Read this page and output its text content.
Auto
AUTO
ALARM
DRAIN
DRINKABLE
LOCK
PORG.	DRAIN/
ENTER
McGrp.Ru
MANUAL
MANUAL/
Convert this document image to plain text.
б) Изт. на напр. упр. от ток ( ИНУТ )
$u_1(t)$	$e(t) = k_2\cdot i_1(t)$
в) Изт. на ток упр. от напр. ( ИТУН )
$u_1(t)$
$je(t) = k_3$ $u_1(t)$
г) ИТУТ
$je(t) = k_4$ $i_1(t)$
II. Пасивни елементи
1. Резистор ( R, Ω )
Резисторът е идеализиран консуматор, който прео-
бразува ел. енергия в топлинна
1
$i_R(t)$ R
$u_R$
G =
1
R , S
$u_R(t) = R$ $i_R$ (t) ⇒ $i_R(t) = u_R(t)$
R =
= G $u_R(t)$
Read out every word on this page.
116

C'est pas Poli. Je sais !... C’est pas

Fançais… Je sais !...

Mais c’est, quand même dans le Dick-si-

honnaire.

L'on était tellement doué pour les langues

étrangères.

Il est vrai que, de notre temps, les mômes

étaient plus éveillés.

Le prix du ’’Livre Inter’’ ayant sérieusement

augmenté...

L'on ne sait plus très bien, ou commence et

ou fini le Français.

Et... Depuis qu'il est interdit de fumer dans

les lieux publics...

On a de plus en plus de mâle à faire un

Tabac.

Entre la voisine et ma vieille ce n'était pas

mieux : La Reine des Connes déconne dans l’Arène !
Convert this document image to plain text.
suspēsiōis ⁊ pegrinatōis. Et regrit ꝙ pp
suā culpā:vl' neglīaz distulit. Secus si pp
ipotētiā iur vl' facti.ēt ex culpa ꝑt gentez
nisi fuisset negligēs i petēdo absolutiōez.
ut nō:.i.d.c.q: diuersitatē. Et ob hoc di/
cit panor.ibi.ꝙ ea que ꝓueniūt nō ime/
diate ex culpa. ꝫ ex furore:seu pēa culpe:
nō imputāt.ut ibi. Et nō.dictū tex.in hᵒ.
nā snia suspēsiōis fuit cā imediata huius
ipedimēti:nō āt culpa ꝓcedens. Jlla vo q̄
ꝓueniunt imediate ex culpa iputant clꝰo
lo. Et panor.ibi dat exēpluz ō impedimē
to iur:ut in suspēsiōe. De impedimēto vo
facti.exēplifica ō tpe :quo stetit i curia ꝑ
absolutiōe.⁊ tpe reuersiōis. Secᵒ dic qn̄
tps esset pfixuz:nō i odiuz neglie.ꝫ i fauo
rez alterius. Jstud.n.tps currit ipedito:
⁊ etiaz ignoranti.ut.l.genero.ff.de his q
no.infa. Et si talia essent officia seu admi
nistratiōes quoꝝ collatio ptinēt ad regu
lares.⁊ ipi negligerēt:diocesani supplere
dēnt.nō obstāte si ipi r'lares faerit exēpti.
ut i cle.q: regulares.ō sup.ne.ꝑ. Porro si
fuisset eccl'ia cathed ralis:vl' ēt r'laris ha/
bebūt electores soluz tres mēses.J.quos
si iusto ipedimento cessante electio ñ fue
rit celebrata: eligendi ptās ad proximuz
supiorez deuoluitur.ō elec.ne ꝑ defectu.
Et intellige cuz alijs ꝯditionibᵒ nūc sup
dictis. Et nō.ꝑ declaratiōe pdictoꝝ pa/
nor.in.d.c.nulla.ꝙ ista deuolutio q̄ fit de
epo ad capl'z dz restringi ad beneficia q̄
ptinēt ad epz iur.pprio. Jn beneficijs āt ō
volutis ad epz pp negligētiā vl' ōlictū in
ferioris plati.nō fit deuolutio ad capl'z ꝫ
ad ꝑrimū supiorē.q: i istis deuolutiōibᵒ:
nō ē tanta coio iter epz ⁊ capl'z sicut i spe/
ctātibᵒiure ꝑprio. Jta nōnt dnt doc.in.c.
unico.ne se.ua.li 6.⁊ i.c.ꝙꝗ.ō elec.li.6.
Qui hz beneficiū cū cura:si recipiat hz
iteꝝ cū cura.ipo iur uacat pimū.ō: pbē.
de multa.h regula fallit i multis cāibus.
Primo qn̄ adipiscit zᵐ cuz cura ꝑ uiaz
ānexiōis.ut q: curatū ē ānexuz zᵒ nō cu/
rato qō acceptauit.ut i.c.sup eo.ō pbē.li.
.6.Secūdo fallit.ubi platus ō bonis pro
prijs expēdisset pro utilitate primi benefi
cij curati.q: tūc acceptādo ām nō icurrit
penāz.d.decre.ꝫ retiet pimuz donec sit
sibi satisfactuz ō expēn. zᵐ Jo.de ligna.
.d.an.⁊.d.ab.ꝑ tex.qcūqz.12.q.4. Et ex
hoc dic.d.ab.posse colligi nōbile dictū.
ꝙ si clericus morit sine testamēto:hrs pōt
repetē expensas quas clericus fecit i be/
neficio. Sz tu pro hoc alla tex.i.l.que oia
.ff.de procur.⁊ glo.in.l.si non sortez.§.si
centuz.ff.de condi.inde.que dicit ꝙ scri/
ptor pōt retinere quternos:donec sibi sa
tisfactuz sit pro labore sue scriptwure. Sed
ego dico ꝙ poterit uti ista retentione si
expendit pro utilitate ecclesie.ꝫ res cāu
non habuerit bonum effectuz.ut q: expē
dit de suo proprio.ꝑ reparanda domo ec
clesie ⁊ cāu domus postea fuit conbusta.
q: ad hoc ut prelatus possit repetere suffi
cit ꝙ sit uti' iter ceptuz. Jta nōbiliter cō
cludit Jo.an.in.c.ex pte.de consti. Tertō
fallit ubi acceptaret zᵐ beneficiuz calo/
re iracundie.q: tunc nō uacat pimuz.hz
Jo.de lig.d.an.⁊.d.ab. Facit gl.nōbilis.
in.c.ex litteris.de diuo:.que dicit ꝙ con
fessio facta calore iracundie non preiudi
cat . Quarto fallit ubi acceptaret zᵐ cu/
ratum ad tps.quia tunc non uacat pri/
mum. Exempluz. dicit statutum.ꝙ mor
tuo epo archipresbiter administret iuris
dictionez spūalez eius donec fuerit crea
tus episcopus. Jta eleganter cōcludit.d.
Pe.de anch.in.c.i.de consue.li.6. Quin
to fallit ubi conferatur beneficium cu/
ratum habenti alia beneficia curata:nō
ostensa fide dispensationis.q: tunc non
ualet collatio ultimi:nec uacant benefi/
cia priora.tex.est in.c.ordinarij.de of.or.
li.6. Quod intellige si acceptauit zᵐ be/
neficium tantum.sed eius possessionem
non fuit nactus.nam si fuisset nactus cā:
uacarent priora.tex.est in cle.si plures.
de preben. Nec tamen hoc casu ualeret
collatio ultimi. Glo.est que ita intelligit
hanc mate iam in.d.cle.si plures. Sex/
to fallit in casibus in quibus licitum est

■ ■ ■ ■ ■ ■ ■

INSTRUCTION ::
Transcribe all the entries, keeping each one exactly as it is.

IN RESPONSE ::
Read this page and output its text content.
Auto
AUTO
ALARM
DRAIN
DRINKABLE
LOCK
PORG.	DRAIN/
ENTER
McGrp.Ru
MANUAL
MANUAL/
Convert this document image to plain text.
б) Изт. на напр. упр. от ток ( ИНУТ )
$u_1(t)$	$e(t) = k_2\cdot i_1(t)$
в) Изт. на ток упр. от напр. ( ИТУН )
$u_1(t)$
$je(t) = k_3$ $u_1(t)$
г) ИТУТ
$je(t) = k_4$ $i_1(t)$
II. Пасивни елементи
1. Резистор ( R, Ω )
Резисторът е идеализиран консуматор, който прео-
бразува ел. енергия в топлинна
1
$i_R(t)$ R
$u_R$
G =
1
R , S
$u_R(t) = R$ $i_R$ (t) ⇒ $i_R(t) = u_R(t)$
R =
= G $u_R(t)$
Read out every word on this page.
116

C'est pas Poli. Je sais !... C’est pas

Fançais… Je sais !...

Mais c’est, quand même dans le Dick-si-

honnaire.

L'on était tellement doué pour les langues

étrangères.

Il est vrai que, de notre temps, les mômes

étaient plus éveillés.

Le prix du ’’Livre Inter’’ ayant sérieusement

augmenté...

L'on ne sait plus très bien, ou commence et

ou fini le Français.

Et... Depuis qu'il est interdit de fumer dans

les lieux publics...

On a de plus en plus de mâle à faire un

Tabac.

Entre la voisine et ma vieille ce n'était pas

mieux : La Reine des Connes déconne dans l’Arène !
Convert this document image to plain text.
suspēsiōis ⁊ pegrinatōis. Et regrit ꝙ pp
suā culpā:vl' neglīaz distulit. Secus si pp
ipotētiā iur vl' facti.ēt ex culpa ꝑt gentez
nisi fuisset negligēs i petēdo absolutiōez.
ut nō:.i.d.c.q: diuersitatē. Et ob hoc di/
cit panor.ibi.ꝙ ea que ꝓueniūt nō ime/
diate ex culpa. ꝫ ex furore:seu pēa culpe:
nō imputāt.ut ibi. Et nō.dictū tex.in hᵒ.
nā snia suspēsiōis fuit cā imediata huius
ipedimēti:nō āt culpa ꝓcedens. Jlla vo q̄
ꝓueniunt imediate ex culpa iputant clꝰo
lo. Et panor.ibi dat exēpluz ō impedimē
to iur:ut in suspēsiōe. De impedimēto vo
facti.exēplifica ō tpe :quo stetit i curia ꝑ
absolutiōe.⁊ tpe reuersiōis. Secᵒ dic qn̄
tps esset pfixuz:nō i odiuz neglie.ꝫ i fauo
rez alterius. Jstud.n.tps currit ipedito:
⁊ etiaz ignoranti.ut.l.genero.ff.de his q
no.infa. Et si talia essent officia seu admi
nistratiōes quoꝝ collatio ptinēt ad regu
lares.⁊ ipi negligerēt:diocesani supplere
dēnt.nō obstāte si ipi r'lares faerit exēpti.
ut i cle.q: regulares.ō sup.ne.ꝑ. Porro si
fuisset eccl'ia cathed ralis:vl' ēt r'laris ha/
bebūt electores soluz tres mēses.J.quos
si iusto ipedimento cessante electio ñ fue
rit celebrata: eligendi ptās ad proximuz
supiorez deuoluitur.ō elec.ne ꝑ defectu.
Et intellige cuz alijs ꝯditionibᵒ nūc sup
dictis. Et nō.ꝑ declaratiōe pdictoꝝ pa/
nor.in.d.c.nulla.ꝙ ista deuolutio q̄ fit de
epo ad capl'z dz restringi ad beneficia q̄
ptinēt ad epz iur.pprio. Jn beneficijs āt ō
volutis ad epz pp negligētiā vl' ōlictū in
ferioris plati.nō fit deuolutio ad capl'z ꝫ
ad ꝑrimū supiorē.q: i istis deuolutiōibᵒ:
nō ē tanta coio iter epz ⁊ capl'z sicut i spe/
ctātibᵒiure ꝑprio. Jta nōnt dnt doc.in.c.
unico.ne se.ua.li 6.⁊ i.c.ꝙꝗ.ō elec.li.6.
Qui hz beneficiū cū cura:si recipiat hz
iteꝝ cū cura.ipo iur uacat pimū.ō: pbē.
de multa.h regula fallit i multis cāibus.
Primo qn̄ adipiscit zᵐ cuz cura ꝑ uiaz
ānexiōis.ut q: curatū ē ānexuz zᵒ nō cu/
rato qō acceptauit.ut i.c.sup eo.ō pbē.li.
.6.Secūdo fallit.ubi platus ō bonis pro
prijs expēdisset pro utilitate primi benefi
cij curati.q: tūc acceptādo ām nō icurrit
penāz.d.decre.ꝫ retiet pimuz donec sit
sibi satisfactuz ō expēn. zᵐ Jo.de ligna.
.d.an.⁊.d.ab.ꝑ tex.qcūqz.12.q.4. Et ex
hoc dic.d.ab.posse colligi nōbile dictū.
ꝙ si clericus morit sine testamēto:hrs pōt
repetē expensas quas clericus fecit i be/
neficio. Sz tu pro hoc alla tex.i.l.que oia
.ff.de procur.⁊ glo.in.l.si non sortez.§.si
centuz.ff.de condi.inde.que dicit ꝙ scri/
ptor pōt retinere quternos:donec sibi sa
tisfactuz sit pro labore sue scriptwure. Sed
ego dico ꝙ poterit uti ista retentione si
expendit pro utilitate ecclesie.ꝫ res cāu
non habuerit bonum effectuz.ut q: expē
dit de suo proprio.ꝑ reparanda domo ec
clesie ⁊ cāu domus postea fuit conbusta.
q: ad hoc ut prelatus possit repetere suffi
cit ꝙ sit uti' iter ceptuz. Jta nōbiliter cō
cludit Jo.an.in.c.ex pte.de consti. Tertō
fallit ubi acceptaret zᵐ beneficiuz calo/
re iracundie.q: tunc nō uacat pimuz.hz
Jo.de lig.d.an.⁊.d.ab. Facit gl.nōbilis.
in.c.ex litteris.de diuo:.que dicit ꝙ con
fessio facta calore iracundie non preiudi
cat . Quarto fallit ubi acceptaret zᵐ cu/
ratum ad tps.quia tunc non uacat pri/
mum. Exempluz. dicit statutum.ꝙ mor
tuo epo archipresbiter administret iuris
dictionez spūalez eius donec fuerit crea
tus episcopus. Jta eleganter cōcludit.d.
Pe.de anch.in.c.i.de consue.li.6. Quin
to fallit ubi conferatur beneficium cu/
ratum habenti alia beneficia curata:nō
ostensa fide dispensationis.q: tunc non
ualet collatio ultimi:nec uacant benefi/
cia priora.tex.est in.c.ordinarij.de of.or.
li.6. Quod intellige si acceptauit zᵐ be/
neficium tantum.sed eius possessionem
non fuit nactus.nam si fuisset nactus cā:
uacarent priora.tex.est in cle.si plures.
de preben. Nec tamen hoc casu ualeret
collatio ultimi. Glo.est que ita intelligit
hanc mate iam in.d.cle.si plures. Sex/
to fallit in casibus in quibus licitum est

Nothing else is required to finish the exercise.